Work instructions | Please repeat all of the lines that follow, exactly as written.

Source records |
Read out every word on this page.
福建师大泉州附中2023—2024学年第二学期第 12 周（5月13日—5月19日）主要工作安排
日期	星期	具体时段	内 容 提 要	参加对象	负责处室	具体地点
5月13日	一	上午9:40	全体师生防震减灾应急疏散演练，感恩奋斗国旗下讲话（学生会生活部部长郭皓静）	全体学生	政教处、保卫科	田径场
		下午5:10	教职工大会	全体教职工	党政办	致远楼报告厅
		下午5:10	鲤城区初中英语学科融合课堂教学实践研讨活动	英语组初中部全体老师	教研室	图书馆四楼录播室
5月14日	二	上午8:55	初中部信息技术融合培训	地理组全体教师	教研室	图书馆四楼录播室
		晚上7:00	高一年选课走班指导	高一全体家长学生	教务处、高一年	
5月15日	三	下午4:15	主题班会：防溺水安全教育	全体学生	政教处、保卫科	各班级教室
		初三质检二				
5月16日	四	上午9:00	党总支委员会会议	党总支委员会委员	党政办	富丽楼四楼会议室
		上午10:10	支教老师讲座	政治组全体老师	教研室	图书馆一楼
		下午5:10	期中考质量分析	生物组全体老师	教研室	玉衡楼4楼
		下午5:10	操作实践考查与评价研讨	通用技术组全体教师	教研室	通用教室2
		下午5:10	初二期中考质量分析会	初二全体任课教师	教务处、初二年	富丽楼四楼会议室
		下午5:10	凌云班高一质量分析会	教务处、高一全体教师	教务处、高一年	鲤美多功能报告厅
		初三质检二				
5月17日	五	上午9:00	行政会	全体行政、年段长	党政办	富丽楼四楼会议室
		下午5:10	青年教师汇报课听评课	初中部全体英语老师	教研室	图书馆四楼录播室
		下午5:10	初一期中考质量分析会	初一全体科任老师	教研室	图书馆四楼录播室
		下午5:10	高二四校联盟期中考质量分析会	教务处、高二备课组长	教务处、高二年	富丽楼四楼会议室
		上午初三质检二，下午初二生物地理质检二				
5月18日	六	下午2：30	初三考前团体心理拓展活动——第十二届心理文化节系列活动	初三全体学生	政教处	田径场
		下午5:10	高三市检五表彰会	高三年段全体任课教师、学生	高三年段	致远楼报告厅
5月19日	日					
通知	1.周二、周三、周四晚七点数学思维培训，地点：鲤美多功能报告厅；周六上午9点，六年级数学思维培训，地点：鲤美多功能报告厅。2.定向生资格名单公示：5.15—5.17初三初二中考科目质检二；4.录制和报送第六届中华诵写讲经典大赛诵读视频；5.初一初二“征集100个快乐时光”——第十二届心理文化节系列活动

Correct response |
Read out every word on this page.
福建师大泉州附中2023—2024学年第二学期第 12 周（5月13日—5月19日）主要工作安排
日期	星期	具体时段	内 容 提 要	参加对象	负责处室	具体地点
5月13日	一	上午9:40	全体师生防震减灾应急疏散演练，感恩奋斗国旗下讲话（学生会生活部部长郭皓静）	全体学生	政教处、保卫科	田径场
		下午5:10	教职工大会	全体教职工	党政办	致远楼报告厅
		下午5:10	鲤城区初中英语学科融合课堂教学实践研讨活动	英语组初中部全体老师	教研室	图书馆四楼录播室
5月14日	二	上午8:55	初中部信息技术融合培训	地理组全体教师	教研室	图书馆四楼录播室
		晚上7:00	高一年选课走班指导	高一全体家长学生	教务处、高一年	
5月15日	三	下午4:15	主题班会：防溺水安全教育	全体学生	政教处、保卫科	各班级教室
		初三质检二				
5月16日	四	上午9:00	党总支委员会会议	党总支委员会委员	党政办	富丽楼四楼会议室
		上午10:10	支教老师讲座	政治组全体老师	教研室	图书馆一楼
		下午5:10	期中考质量分析	生物组全体老师	教研室	玉衡楼4楼
		下午5:10	操作实践考查与评价研讨	通用技术组全体教师	教研室	通用教室2
		下午5:10	初二期中考质量分析会	初二全体任课教师	教务处、初二年	富丽楼四楼会议室
		下午5:10	凌云班高一质量分析会	教务处、高一全体教师	教务处、高一年	鲤美多功能报告厅
		初三质检二				
5月17日	五	上午9:00	行政会	全体行政、年段长	党政办	富丽楼四楼会议室
		下午5:10	青年教师汇报课听评课	初中部全体英语老师	教研室	图书馆四楼录播室
		下午5:10	初一期中考质量分析会	初一全体科任老师	教研室	图书馆四楼录播室
		下午5:10	高二四校联盟期中考质量分析会	教务处、高二备课组长	教务处、高二年	富丽楼四楼会议室
		上午初三质检二，下午初二生物地理质检二				
5月18日	六	下午2：30	初三考前团体心理拓展活动——第十二届心理文化节系列活动	初三全体学生	政教处	田径场
		下午5:10	高三市检五表彰会	高三年段全体任课教师、学生	高三年段	致远楼报告厅
5月19日	日					
通知	1.周二、周三、周四晚七点数学思维培训，地点：鲤美多功能报告厅；周六上午9点，六年级数学思维培训，地点：鲤美多功能报告厅。2.定向生资格名单公示：5.15—5.17初三初二中考科目质检二；4.录制和报送第六届中华诵写讲经典大赛诵读视频；5.初一初二“征集100个快乐时光”——第十二届心理文化节系列活动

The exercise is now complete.